> **DIRECTION**:
In the records below, tally every line containing "FLAT". Report only the total.

> **INFORMATION GIVEN**:
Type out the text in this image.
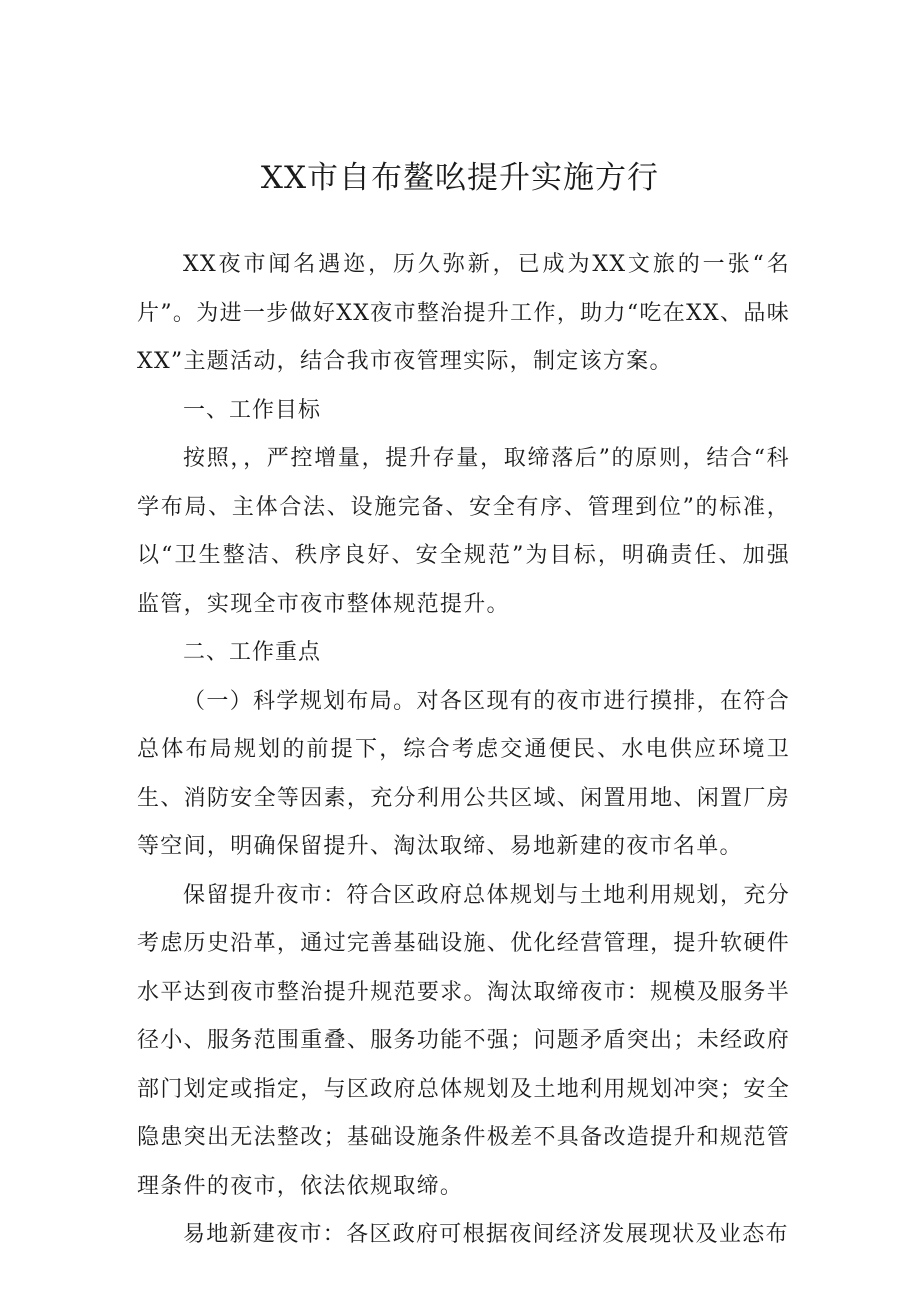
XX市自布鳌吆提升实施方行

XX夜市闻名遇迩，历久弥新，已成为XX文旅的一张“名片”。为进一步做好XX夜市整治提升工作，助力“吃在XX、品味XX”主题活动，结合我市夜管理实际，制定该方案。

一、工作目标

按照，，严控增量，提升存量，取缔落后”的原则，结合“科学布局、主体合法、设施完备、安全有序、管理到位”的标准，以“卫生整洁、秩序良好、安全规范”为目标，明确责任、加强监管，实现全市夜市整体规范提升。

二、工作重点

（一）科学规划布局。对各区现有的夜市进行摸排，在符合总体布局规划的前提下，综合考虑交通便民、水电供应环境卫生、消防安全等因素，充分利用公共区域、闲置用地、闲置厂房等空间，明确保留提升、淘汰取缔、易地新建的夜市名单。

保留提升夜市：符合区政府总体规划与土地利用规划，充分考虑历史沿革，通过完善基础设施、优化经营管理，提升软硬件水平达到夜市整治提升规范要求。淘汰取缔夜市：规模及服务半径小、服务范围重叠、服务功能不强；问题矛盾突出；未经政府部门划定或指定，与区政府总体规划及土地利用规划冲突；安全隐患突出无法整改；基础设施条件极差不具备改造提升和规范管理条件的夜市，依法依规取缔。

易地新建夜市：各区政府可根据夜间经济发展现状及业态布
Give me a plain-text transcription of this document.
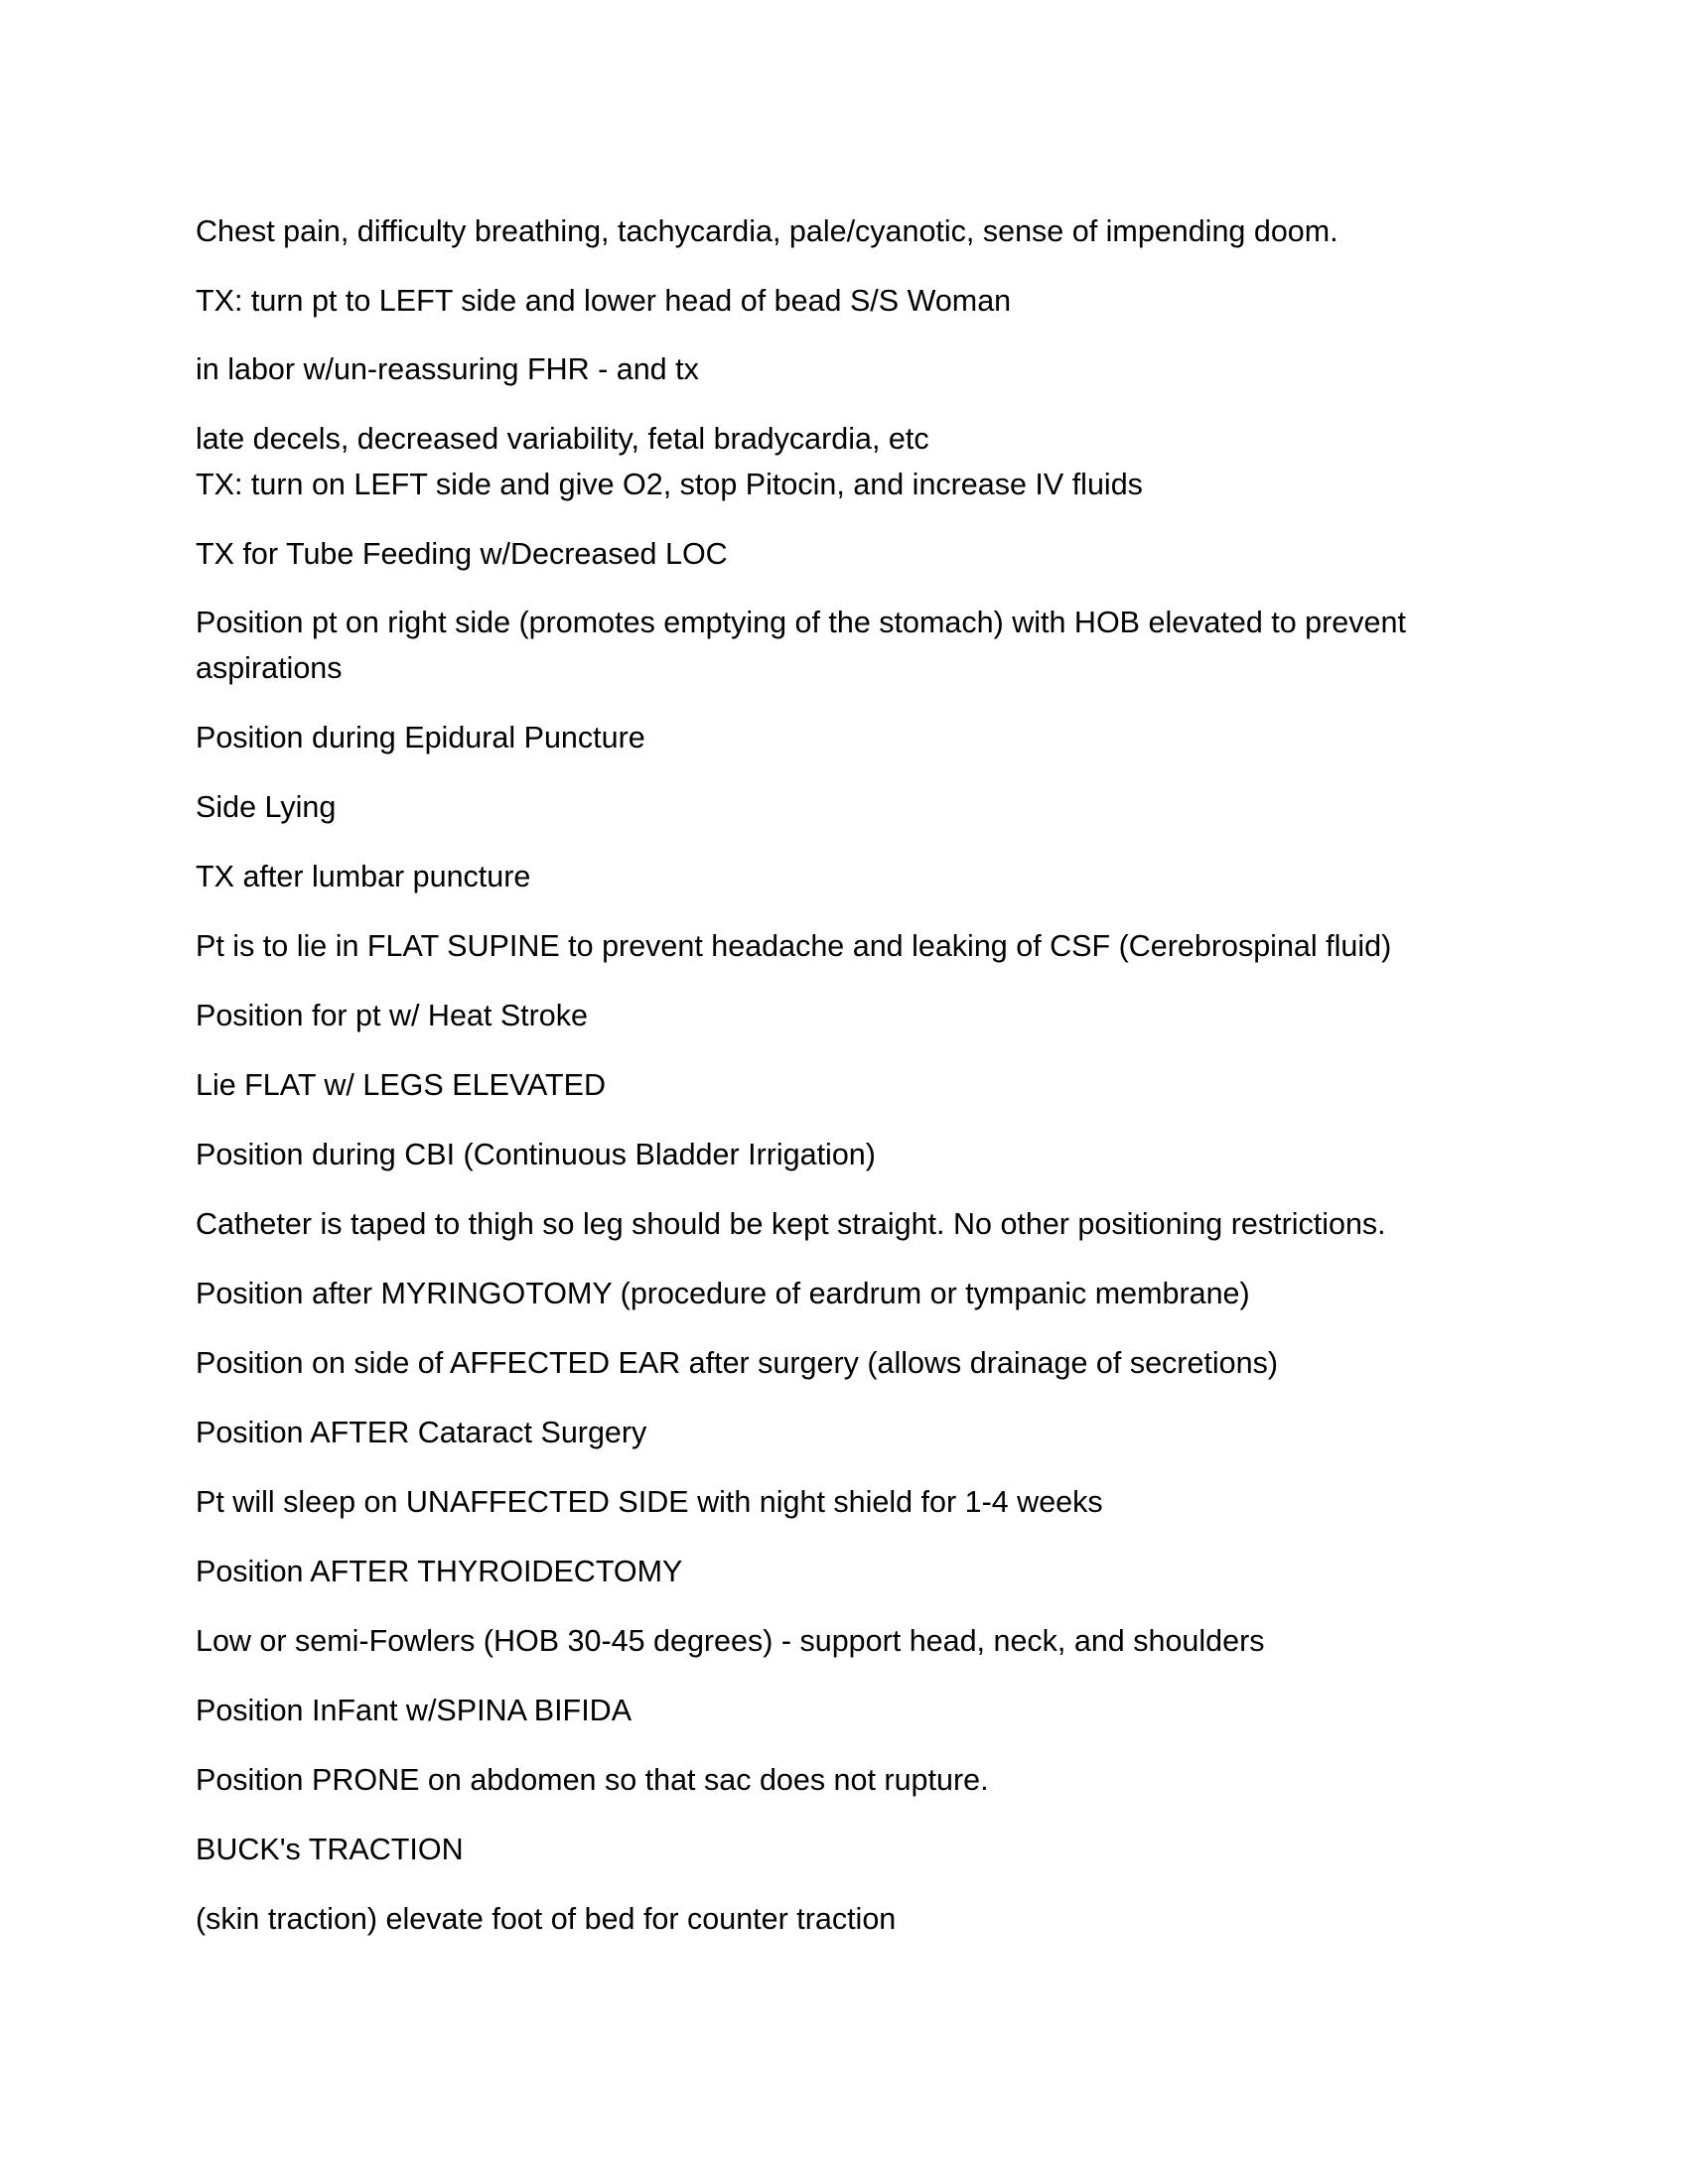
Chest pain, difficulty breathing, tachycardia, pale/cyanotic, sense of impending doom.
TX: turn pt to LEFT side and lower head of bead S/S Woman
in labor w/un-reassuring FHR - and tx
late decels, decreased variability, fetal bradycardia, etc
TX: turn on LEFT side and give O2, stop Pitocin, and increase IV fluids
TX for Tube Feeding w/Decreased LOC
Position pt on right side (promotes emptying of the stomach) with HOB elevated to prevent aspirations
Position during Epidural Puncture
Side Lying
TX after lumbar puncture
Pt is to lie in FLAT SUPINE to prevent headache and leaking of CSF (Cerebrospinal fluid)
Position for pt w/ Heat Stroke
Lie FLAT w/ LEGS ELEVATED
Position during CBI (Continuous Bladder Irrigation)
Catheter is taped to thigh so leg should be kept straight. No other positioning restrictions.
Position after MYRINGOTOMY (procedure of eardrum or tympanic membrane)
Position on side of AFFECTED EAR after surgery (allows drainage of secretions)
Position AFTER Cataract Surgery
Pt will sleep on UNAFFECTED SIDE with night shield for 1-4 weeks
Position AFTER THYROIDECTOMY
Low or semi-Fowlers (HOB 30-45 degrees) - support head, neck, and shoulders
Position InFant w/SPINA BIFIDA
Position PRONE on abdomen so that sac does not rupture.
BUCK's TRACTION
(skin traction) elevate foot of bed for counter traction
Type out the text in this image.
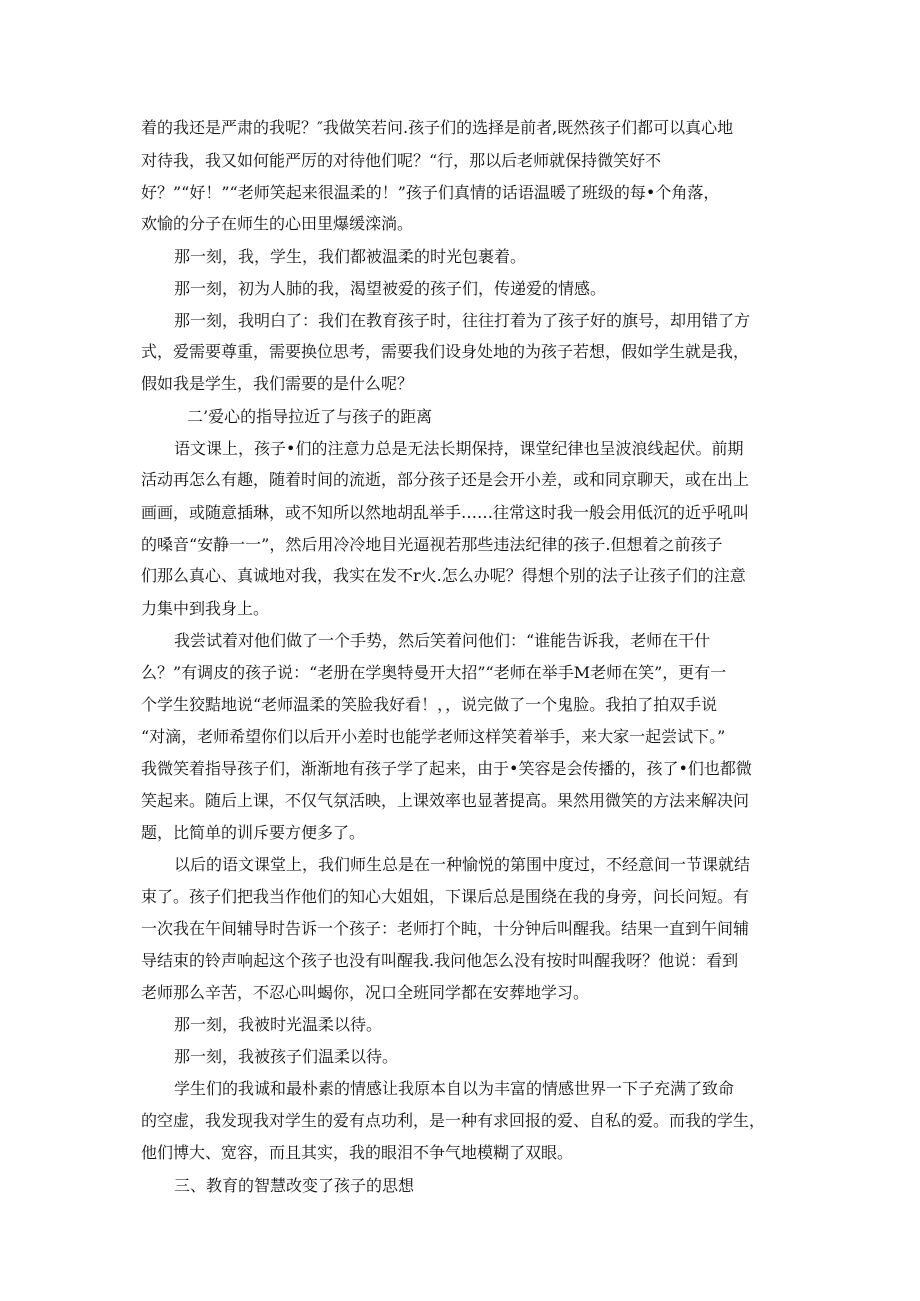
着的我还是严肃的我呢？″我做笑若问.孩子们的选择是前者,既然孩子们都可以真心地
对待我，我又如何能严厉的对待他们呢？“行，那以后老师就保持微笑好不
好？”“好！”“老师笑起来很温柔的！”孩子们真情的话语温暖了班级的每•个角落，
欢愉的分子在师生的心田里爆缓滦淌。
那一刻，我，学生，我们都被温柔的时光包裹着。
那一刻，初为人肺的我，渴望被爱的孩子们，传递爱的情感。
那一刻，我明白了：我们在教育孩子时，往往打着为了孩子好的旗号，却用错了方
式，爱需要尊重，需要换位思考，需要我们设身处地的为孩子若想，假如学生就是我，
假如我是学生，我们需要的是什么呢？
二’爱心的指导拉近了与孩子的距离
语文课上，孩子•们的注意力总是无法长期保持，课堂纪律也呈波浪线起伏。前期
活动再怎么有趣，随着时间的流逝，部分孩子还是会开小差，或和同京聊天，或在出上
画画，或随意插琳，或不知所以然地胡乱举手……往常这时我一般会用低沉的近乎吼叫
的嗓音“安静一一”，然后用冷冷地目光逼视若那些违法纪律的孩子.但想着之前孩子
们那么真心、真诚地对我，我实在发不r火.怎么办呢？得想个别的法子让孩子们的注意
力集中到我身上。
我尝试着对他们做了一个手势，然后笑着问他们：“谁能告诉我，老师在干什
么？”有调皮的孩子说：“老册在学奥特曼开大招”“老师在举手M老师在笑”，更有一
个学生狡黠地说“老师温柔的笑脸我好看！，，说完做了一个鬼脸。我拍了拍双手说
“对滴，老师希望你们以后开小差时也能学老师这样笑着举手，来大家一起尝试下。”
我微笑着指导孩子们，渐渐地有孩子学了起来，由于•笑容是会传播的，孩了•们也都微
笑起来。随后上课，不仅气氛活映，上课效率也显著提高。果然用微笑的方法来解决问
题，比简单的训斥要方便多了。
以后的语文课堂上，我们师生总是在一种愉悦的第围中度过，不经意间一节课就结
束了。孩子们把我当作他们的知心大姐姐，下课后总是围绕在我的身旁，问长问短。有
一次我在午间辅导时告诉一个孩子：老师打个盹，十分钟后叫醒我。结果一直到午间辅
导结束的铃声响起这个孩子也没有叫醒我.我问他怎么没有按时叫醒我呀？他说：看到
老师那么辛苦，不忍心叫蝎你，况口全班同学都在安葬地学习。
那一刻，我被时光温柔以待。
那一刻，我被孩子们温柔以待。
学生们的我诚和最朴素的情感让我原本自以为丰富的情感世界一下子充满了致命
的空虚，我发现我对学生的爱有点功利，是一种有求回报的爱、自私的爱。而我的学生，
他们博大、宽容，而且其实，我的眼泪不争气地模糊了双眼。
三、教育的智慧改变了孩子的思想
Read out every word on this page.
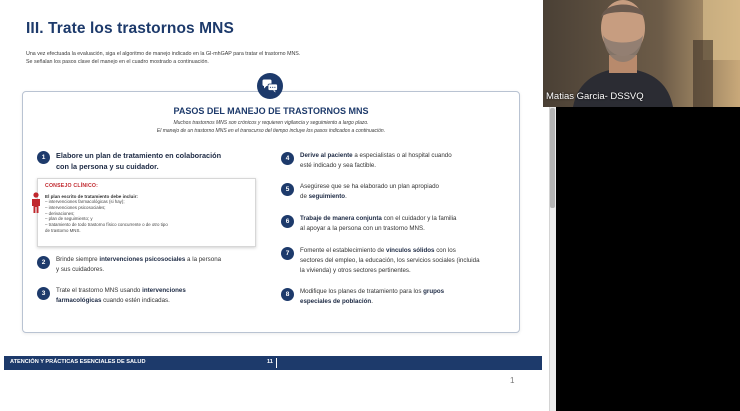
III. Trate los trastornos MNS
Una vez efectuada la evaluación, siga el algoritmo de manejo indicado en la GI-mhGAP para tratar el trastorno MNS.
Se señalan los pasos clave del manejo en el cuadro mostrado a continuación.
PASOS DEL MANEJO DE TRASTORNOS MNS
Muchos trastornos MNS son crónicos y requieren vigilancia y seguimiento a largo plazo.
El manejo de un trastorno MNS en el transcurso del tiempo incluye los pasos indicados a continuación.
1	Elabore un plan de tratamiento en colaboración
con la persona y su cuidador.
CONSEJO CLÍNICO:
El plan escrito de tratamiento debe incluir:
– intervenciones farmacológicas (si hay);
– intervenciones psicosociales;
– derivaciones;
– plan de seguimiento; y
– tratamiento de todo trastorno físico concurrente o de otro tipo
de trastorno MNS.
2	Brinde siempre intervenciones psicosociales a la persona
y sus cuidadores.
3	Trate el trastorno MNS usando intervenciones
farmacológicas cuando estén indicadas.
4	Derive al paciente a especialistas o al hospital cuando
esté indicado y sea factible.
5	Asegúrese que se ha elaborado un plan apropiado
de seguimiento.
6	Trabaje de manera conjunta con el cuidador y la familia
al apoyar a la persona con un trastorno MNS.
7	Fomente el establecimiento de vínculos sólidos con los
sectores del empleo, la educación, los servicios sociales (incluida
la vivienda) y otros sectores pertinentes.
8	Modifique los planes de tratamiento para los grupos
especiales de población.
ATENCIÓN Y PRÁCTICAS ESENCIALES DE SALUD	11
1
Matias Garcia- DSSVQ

> **FULL ANSWER**:
2